## TASK INSTRUCTIONS
Count every line below that contains "name", then state the total with no other output.

____________

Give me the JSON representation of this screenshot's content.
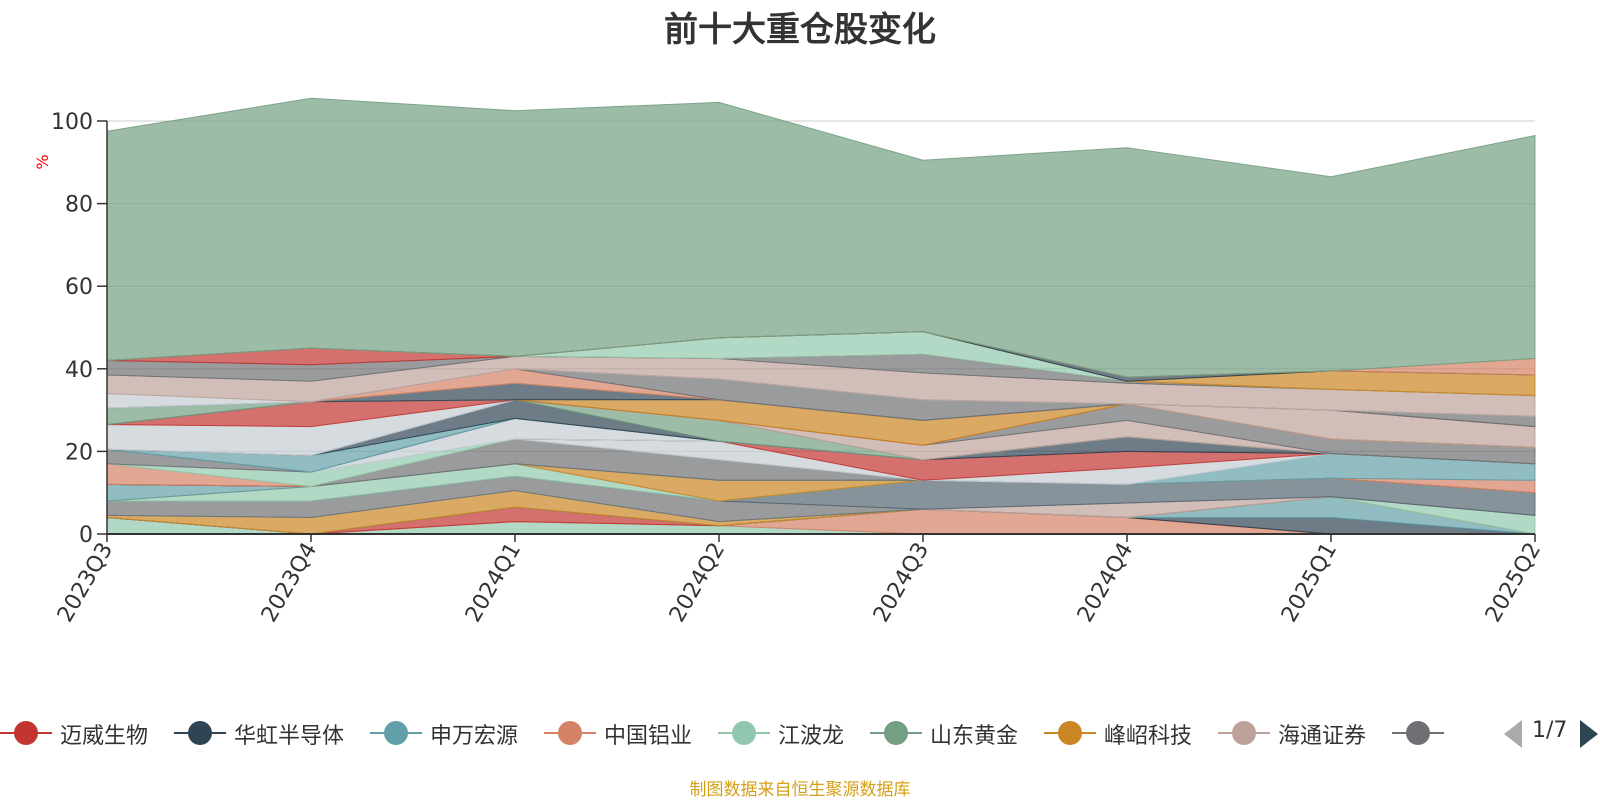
{
  "title": "前十大重仓股变化",
  "source": "制图数据来自恒生聚源数据库",
  "pager": "1/7",
  "legend": [
    {
      "name": "迈威生物",
      "color": "#c23531"
    },
    {
      "name": "华虹半导体",
      "color": "#2f4554"
    },
    {
      "name": "申万宏源",
      "color": "#61a0a8"
    },
    {
      "name": "中国铝业",
      "color": "#d48265"
    },
    {
      "name": "江波龙",
      "color": "#91c7ae"
    },
    {
      "name": "山东黄金",
      "color": "#749f83"
    },
    {
      "name": "峰岹科技",
      "color": "#ca8622"
    },
    {
      "name": "海通证券",
      "color": "#bda29a"
    },
    {
      "name": "",
      "color": "#6e7074"
    }
  ],
  "chart_data": {
    "type": "area",
    "ylabel": "%",
    "ylim": [
      0,
      100
    ],
    "yticks": [
      0,
      20,
      40,
      60,
      80,
      100
    ],
    "categories": [
      "2023Q3",
      "2023Q4",
      "2024Q1",
      "2024Q2",
      "2024Q3",
      "2024Q4",
      "2025Q1",
      "2025Q2"
    ],
    "grid": true,
    "stacked": true,
    "series": [
      {
        "color": "#91c7ae",
        "values": [
          4,
          0,
          3,
          2,
          0,
          0,
          0,
          0
        ]
      },
      {
        "color": "#d48265",
        "values": [
          0,
          0,
          0,
          0,
          6,
          4,
          0,
          0
        ]
      },
      {
        "color": "#c23531",
        "values": [
          0,
          0,
          3.5,
          0,
          0,
          0,
          0,
          0
        ]
      },
      {
        "color": "#2f4554",
        "values": [
          0,
          0,
          0,
          0,
          0,
          0,
          4,
          0
        ]
      },
      {
        "color": "#61a0a8",
        "values": [
          0,
          0,
          0,
          0,
          0,
          0,
          5,
          0
        ]
      },
      {
        "color": "#ca8622",
        "values": [
          0.5,
          4,
          4,
          1,
          0,
          0,
          0,
          0
        ]
      },
      {
        "color": "#91c7ae",
        "values": [
          0,
          0,
          0,
          0,
          0,
          0,
          0,
          4.5
        ]
      },
      {
        "color": "#6e7074",
        "values": [
          3.5,
          4,
          3.5,
          5,
          0,
          0,
          0,
          0
        ]
      },
      {
        "color": "#bda29a",
        "values": [
          0,
          0,
          0,
          0,
          0,
          3.5,
          0,
          0
        ]
      },
      {
        "color": "#546570",
        "values": [
          0,
          0,
          0,
          0,
          7,
          4.5,
          4.5,
          5.5
        ]
      },
      {
        "color": "#91c7ae",
        "values": [
          0,
          3.5,
          3,
          0,
          0,
          0,
          0,
          0
        ]
      },
      {
        "color": "#ca8622",
        "values": [
          0,
          0,
          0,
          5,
          0,
          0,
          0,
          0
        ]
      },
      {
        "color": "#61a0a8",
        "values": [
          4,
          0,
          0,
          0,
          0,
          0,
          0,
          0
        ]
      },
      {
        "color": "#6e7074",
        "values": [
          0,
          0,
          6,
          5,
          0,
          0,
          0,
          0
        ]
      },
      {
        "color": "#d48265",
        "values": [
          0,
          0,
          0,
          0,
          0,
          0,
          0,
          3
        ]
      },
      {
        "color": "#61a0a8",
        "values": [
          0,
          0,
          0,
          0,
          0,
          0,
          6,
          4
        ]
      },
      {
        "color": "#c4ccd3",
        "values": [
          0,
          0,
          0,
          4.5,
          0,
          4,
          0,
          0
        ]
      },
      {
        "color": "#c23531",
        "values": [
          0,
          0,
          0,
          0,
          5,
          4,
          0,
          0
        ]
      },
      {
        "color": "#2f4554",
        "values": [
          0,
          0,
          0,
          0,
          0,
          3.5,
          0,
          0
        ]
      },
      {
        "color": "#d48265",
        "values": [
          5,
          0,
          0,
          0,
          0,
          0,
          0,
          0
        ]
      },
      {
        "color": "#91c7ae",
        "values": [
          0,
          3.5,
          0,
          0,
          0,
          0,
          0,
          0
        ]
      },
      {
        "color": "#c4ccd3",
        "values": [
          0,
          0,
          5,
          0,
          0,
          0,
          0,
          0
        ]
      },
      {
        "color": "#6e7074",
        "values": [
          3.5,
          0,
          0,
          0,
          0,
          0,
          0,
          0
        ]
      },
      {
        "color": "#61a0a8",
        "values": [
          0,
          4,
          0,
          0,
          0,
          0,
          0,
          0
        ]
      },
      {
        "color": "#2f4554",
        "values": [
          0,
          0,
          4.5,
          0,
          0,
          0,
          0,
          0
        ]
      },
      {
        "color": "#749f83",
        "values": [
          0,
          0,
          0,
          5,
          0,
          0,
          0,
          0
        ]
      },
      {
        "color": "#bda29a",
        "values": [
          0,
          0,
          0,
          0,
          3.5,
          4,
          0,
          0
        ]
      },
      {
        "color": "#6e7074",
        "values": [
          0,
          0,
          0,
          0,
          0,
          4,
          3.5,
          4
        ]
      },
      {
        "color": "#c4ccd3",
        "values": [
          6,
          7,
          0,
          0,
          0,
          0,
          0,
          0
        ]
      },
      {
        "color": "#c23531",
        "values": [
          0,
          6,
          0,
          0,
          0,
          0,
          0,
          0
        ]
      },
      {
        "color": "#ca8622",
        "values": [
          0,
          0,
          0,
          5,
          6,
          0,
          0,
          0
        ]
      },
      {
        "color": "#bda29a",
        "values": [
          0,
          0,
          0,
          0,
          0,
          0,
          7,
          5
        ]
      },
      {
        "color": "#2f4554",
        "values": [
          0,
          0,
          4,
          0,
          0,
          0,
          0,
          0
        ]
      },
      {
        "color": "#749f83",
        "values": [
          4,
          0,
          0,
          0,
          0,
          0,
          0,
          0
        ]
      },
      {
        "color": "#d48265",
        "values": [
          0,
          0,
          3.5,
          0,
          0,
          0,
          0,
          0
        ]
      },
      {
        "color": "#6e7074",
        "values": [
          0,
          0,
          0,
          5,
          5,
          0,
          0,
          2.5
        ]
      },
      {
        "color": "#61a0a8",
        "values": [
          0,
          0,
          0,
          0,
          0,
          0,
          0,
          0
        ]
      },
      {
        "color": "#c4ccd3",
        "values": [
          3.5,
          0,
          0,
          0,
          0,
          0,
          0,
          0
        ]
      },
      {
        "color": "#bda29a",
        "values": [
          4.5,
          5,
          3,
          5,
          6.5,
          5,
          5,
          5
        ]
      },
      {
        "color": "#6e7074",
        "values": [
          3.5,
          4,
          0,
          0,
          4.5,
          0.5,
          0,
          0
        ]
      },
      {
        "color": "#c23531",
        "values": [
          0,
          4,
          0,
          0,
          0,
          0,
          0,
          0
        ]
      },
      {
        "color": "#91c7ae",
        "values": [
          0,
          0,
          0,
          5,
          5.5,
          0,
          0,
          0
        ]
      },
      {
        "color": "#ca8622",
        "values": [
          0,
          0,
          0,
          0,
          0,
          0,
          4.5,
          5
        ]
      },
      {
        "color": "#2f4554",
        "values": [
          0,
          0,
          0,
          0,
          0,
          1,
          0,
          0
        ]
      },
      {
        "color": "#d48265",
        "values": [
          0,
          0,
          0,
          0,
          0,
          0,
          0,
          4
        ]
      },
      {
        "color": "#749f83",
        "values": [
          55.5,
          60.5,
          59.5,
          57,
          41.5,
          55.5,
          47,
          54
        ]
      }
    ]
  }
}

____________

## RESPONSE TO THE TASK
9